Task statement:
Scan the data for "company" and copy the lines it appears in.

Records supplied:
---------------
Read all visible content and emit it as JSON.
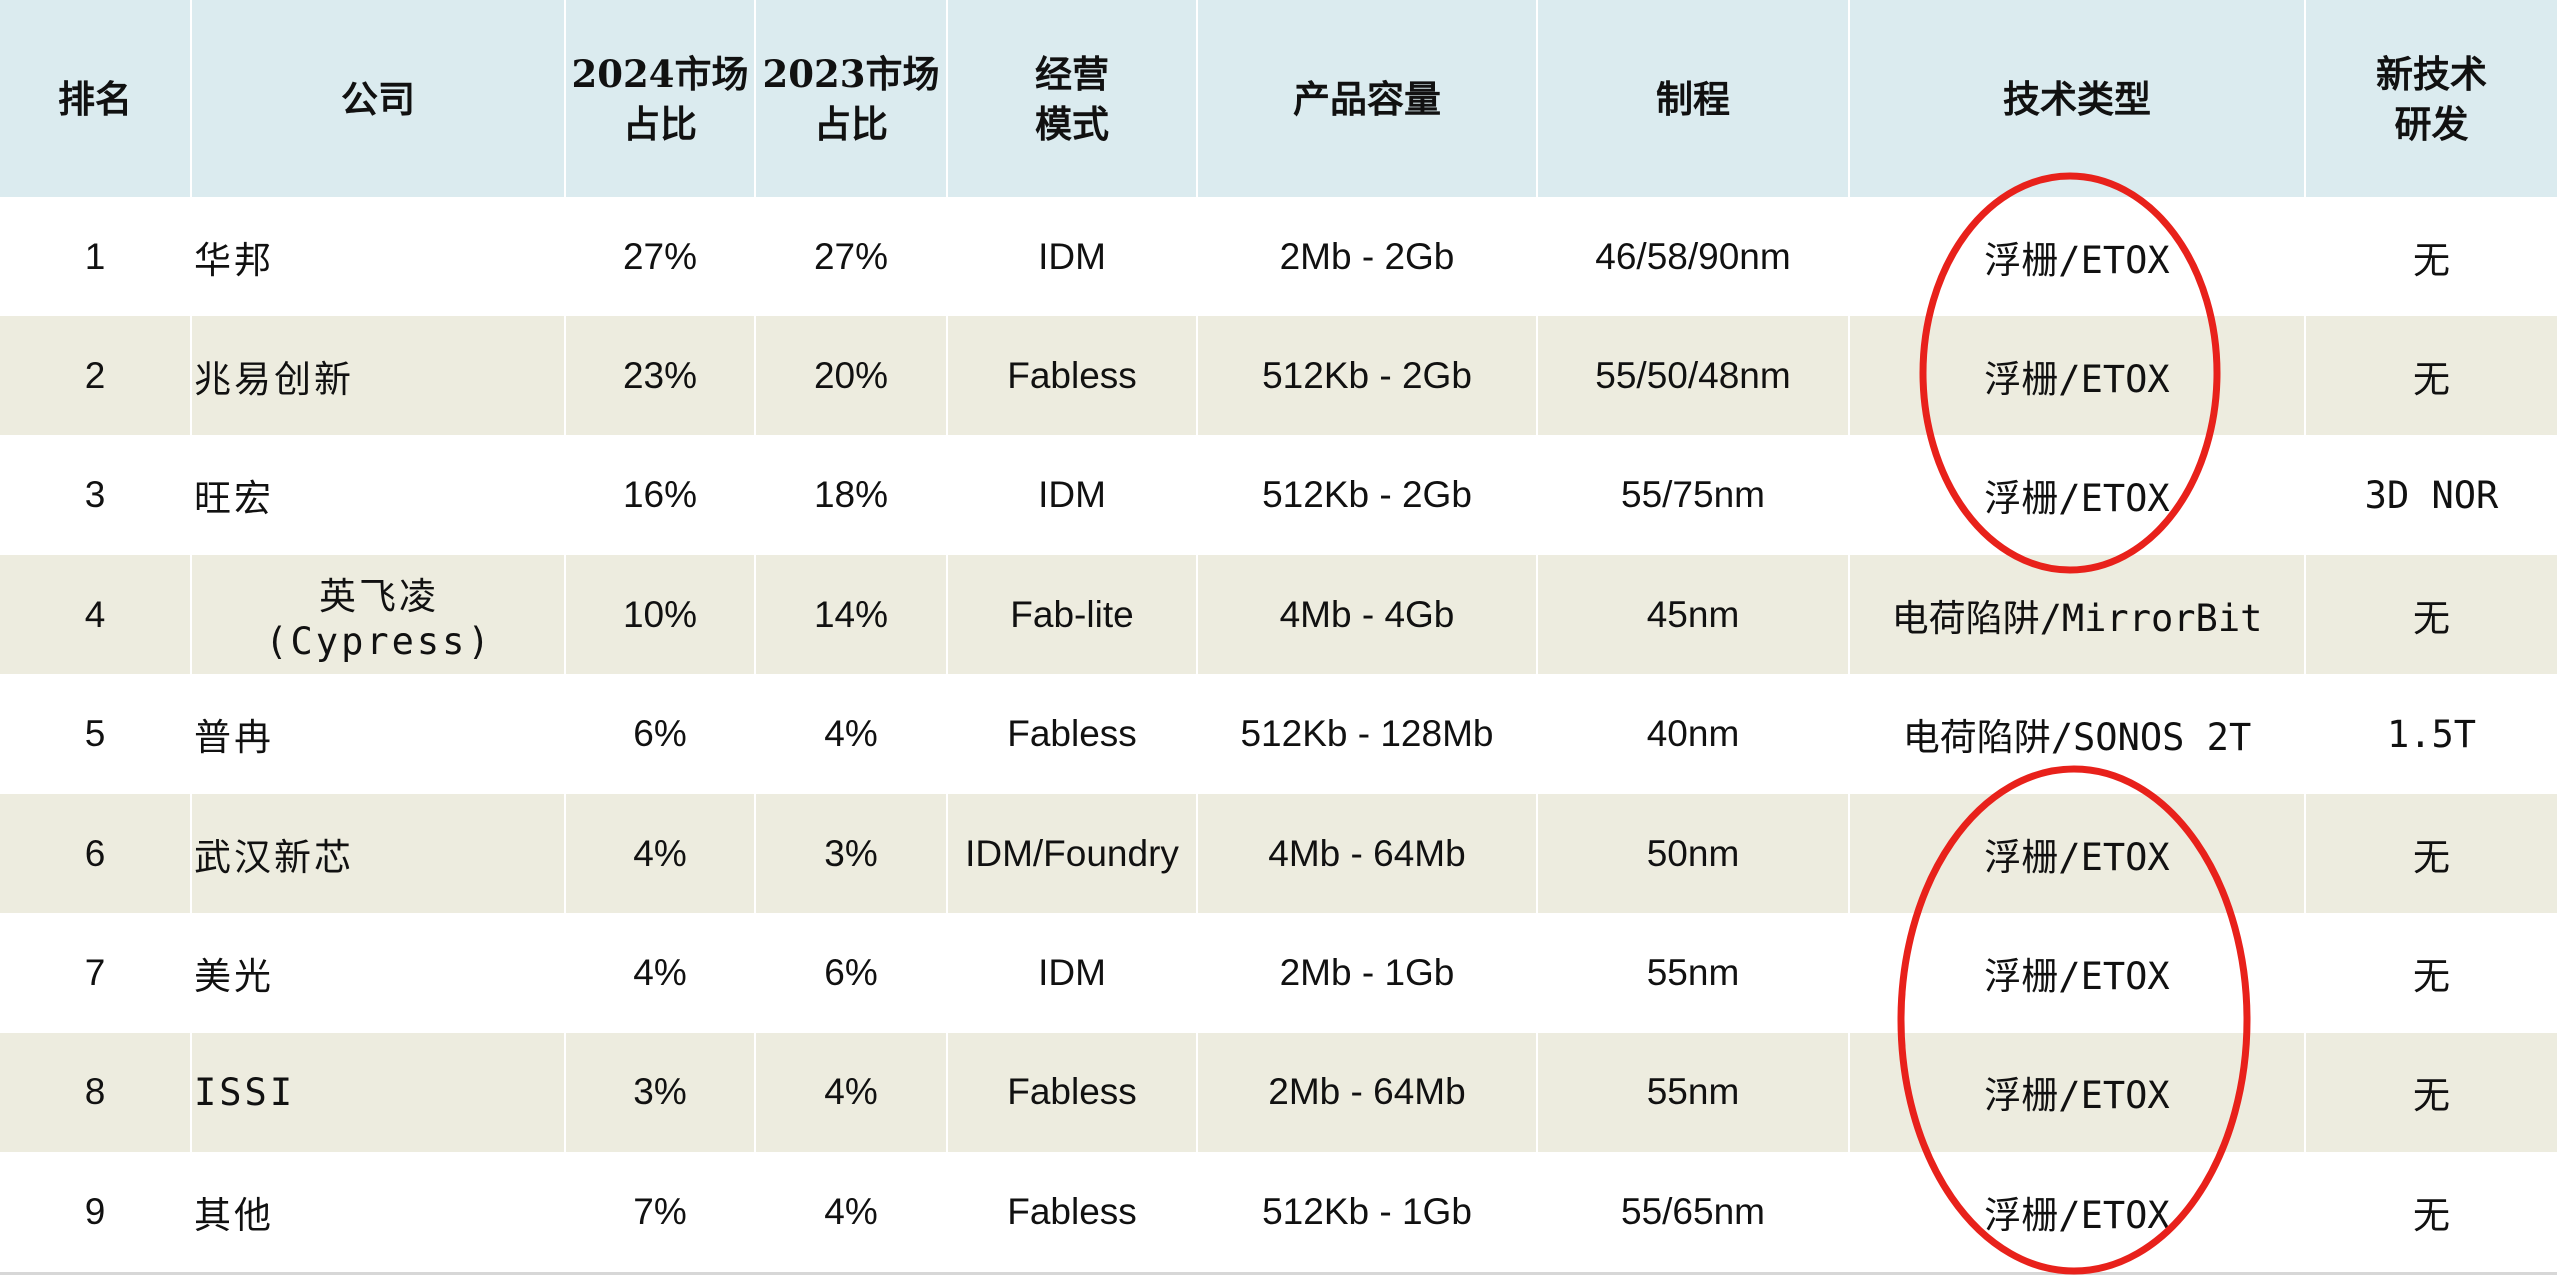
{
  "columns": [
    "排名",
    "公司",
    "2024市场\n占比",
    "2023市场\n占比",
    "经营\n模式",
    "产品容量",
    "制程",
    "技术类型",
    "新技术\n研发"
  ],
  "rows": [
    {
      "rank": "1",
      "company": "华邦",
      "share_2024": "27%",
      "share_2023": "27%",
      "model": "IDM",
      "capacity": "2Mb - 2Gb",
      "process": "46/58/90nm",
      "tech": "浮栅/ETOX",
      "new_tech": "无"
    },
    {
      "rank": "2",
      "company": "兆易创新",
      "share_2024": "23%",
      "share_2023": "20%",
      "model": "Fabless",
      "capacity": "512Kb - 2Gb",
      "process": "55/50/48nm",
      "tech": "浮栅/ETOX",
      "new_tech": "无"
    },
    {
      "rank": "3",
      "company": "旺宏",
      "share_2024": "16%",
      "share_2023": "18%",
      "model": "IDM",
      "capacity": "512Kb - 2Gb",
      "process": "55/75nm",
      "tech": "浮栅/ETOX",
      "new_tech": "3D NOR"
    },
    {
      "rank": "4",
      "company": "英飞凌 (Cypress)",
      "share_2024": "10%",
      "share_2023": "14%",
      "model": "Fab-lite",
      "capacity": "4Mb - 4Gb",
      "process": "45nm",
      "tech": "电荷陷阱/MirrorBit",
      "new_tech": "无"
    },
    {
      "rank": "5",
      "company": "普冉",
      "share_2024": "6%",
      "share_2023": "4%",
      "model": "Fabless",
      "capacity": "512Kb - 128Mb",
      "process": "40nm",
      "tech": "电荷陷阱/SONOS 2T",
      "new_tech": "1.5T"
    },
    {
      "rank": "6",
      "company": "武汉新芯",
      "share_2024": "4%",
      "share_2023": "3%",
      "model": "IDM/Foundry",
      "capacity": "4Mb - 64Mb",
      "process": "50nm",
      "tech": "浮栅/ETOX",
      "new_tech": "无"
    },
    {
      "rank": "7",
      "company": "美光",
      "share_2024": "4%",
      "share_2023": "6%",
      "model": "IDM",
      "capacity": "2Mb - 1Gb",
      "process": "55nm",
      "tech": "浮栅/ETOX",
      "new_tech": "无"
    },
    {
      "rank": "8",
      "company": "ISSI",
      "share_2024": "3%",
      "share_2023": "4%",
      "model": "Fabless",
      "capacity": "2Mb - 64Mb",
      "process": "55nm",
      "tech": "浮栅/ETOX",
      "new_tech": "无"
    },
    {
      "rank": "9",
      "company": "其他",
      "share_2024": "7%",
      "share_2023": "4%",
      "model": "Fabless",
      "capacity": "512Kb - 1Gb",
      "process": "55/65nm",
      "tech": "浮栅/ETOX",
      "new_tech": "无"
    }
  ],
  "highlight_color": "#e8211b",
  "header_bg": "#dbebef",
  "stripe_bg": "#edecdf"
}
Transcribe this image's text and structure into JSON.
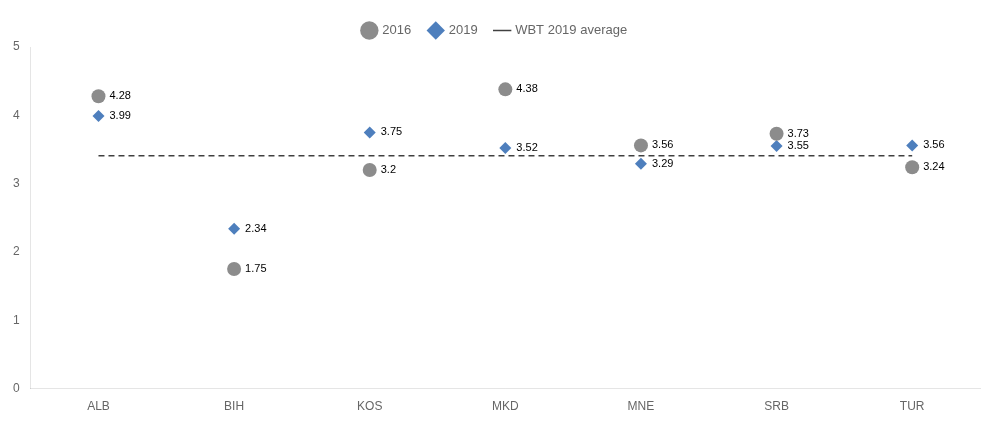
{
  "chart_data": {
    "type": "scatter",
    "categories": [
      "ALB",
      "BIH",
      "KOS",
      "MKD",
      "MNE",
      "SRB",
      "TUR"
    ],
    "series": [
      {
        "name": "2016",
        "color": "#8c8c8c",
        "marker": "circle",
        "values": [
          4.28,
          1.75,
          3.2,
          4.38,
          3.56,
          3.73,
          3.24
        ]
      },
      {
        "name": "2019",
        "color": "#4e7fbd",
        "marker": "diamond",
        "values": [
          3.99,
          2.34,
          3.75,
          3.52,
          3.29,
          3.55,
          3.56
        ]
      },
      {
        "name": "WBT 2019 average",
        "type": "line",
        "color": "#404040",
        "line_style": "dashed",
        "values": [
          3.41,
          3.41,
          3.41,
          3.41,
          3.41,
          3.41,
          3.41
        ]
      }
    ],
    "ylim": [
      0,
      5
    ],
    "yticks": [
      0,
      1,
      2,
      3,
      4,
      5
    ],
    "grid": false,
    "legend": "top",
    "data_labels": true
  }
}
---------------
Exercise response:
      "company": "华邦",
      "company": "兆易创新",
      "company": "旺宏",
      "company": "英飞凌 (Cypress)",
      "company": "普冉",
      "company": "武汉新芯",
      "company": "美光",
      "company": "ISSI",
      "company": "其他",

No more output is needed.